** Aim of the exercise **
Hunt through the entries for the word "strategies" and copy each line in which it appears.

*-*-*

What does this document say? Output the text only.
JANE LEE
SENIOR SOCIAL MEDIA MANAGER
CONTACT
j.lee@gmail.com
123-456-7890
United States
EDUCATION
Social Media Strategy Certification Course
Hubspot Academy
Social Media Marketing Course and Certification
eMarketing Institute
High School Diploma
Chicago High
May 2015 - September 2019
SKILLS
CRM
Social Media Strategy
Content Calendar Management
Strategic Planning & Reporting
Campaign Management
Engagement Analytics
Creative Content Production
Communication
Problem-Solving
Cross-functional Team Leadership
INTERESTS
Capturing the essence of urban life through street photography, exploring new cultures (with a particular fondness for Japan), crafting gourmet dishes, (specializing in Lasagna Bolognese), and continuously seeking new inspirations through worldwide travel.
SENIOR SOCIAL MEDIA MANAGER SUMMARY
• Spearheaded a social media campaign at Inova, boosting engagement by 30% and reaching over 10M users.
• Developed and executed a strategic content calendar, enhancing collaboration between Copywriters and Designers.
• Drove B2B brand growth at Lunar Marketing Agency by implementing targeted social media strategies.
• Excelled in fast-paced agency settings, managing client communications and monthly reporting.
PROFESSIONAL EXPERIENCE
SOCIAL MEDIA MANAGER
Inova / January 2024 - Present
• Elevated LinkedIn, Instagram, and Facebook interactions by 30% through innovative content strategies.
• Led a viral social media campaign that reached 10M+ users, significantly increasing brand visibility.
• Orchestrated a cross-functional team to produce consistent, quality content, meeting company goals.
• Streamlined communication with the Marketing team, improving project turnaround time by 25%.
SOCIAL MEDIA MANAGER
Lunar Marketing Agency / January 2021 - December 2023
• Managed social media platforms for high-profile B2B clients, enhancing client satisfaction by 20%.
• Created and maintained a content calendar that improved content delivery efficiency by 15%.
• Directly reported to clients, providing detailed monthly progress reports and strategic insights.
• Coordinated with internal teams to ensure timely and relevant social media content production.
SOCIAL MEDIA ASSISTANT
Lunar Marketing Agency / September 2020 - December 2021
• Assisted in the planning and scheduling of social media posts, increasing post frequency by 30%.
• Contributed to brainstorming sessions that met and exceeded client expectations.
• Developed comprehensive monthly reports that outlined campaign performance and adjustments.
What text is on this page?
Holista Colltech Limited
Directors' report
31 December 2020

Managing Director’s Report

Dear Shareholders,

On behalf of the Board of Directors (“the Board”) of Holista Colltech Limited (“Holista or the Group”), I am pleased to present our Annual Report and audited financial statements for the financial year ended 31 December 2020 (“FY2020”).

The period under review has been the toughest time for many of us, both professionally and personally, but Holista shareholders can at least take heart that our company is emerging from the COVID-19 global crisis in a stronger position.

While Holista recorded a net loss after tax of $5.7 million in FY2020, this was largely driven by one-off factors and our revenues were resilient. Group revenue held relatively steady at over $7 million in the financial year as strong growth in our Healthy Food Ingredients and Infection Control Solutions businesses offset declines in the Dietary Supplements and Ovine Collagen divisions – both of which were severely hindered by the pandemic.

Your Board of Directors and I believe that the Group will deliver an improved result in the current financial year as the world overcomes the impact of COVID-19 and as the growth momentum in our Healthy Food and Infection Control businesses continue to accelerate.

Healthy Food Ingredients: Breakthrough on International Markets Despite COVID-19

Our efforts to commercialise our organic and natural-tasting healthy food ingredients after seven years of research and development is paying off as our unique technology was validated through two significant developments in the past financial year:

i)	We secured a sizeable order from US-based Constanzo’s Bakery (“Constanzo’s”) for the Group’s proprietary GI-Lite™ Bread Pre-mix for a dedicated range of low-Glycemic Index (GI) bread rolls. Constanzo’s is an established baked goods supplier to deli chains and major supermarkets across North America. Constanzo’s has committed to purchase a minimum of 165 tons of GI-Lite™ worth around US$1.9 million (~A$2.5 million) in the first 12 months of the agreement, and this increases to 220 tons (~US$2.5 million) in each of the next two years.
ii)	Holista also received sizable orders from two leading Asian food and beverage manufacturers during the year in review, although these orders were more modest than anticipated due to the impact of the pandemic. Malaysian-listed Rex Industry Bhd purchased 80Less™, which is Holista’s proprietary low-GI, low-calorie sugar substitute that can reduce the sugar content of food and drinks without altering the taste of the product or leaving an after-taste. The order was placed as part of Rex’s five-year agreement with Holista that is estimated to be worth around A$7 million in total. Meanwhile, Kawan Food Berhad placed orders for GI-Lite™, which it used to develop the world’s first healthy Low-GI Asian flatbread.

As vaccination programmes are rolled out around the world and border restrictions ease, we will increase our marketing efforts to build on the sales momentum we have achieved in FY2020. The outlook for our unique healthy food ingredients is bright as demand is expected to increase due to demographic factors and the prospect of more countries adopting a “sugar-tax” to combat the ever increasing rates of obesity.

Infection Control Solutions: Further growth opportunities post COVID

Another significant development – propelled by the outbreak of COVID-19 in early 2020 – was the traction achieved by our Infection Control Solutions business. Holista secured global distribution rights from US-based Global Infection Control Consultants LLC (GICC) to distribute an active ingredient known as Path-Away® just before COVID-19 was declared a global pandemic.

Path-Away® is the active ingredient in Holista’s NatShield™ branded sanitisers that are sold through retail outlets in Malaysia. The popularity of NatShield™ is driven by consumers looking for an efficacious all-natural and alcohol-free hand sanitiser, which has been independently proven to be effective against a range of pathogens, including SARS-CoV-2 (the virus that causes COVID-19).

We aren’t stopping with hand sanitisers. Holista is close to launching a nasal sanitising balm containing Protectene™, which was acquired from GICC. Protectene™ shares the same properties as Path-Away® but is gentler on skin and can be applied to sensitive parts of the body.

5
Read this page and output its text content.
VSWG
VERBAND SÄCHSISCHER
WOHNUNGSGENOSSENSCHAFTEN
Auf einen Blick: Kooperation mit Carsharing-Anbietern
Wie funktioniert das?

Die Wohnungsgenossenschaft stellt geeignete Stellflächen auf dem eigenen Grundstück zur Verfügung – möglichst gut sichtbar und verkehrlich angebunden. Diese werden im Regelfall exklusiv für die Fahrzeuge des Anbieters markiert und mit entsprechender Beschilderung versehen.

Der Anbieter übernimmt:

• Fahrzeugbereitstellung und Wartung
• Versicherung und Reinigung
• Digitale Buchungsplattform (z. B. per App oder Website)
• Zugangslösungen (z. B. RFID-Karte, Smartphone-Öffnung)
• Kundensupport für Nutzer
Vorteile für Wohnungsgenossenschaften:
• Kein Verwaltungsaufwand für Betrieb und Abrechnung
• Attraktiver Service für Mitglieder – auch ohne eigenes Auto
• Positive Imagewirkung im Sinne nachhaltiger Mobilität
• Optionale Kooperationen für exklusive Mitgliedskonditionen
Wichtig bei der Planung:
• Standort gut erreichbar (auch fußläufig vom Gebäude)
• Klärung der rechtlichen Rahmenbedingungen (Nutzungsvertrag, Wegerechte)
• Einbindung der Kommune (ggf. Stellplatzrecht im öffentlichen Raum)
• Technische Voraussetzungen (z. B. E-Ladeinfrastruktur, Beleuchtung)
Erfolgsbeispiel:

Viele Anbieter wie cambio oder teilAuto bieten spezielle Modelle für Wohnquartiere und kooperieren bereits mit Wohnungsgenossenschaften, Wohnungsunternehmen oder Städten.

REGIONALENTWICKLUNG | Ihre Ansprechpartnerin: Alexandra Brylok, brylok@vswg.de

*-*-*

** Answer below **
• Drove B2B brand growth at Lunar Marketing Agency by implementing targeted social media strategies.
• Elevated LinkedIn, Instagram, and Facebook interactions by 30% through innovative content strategies.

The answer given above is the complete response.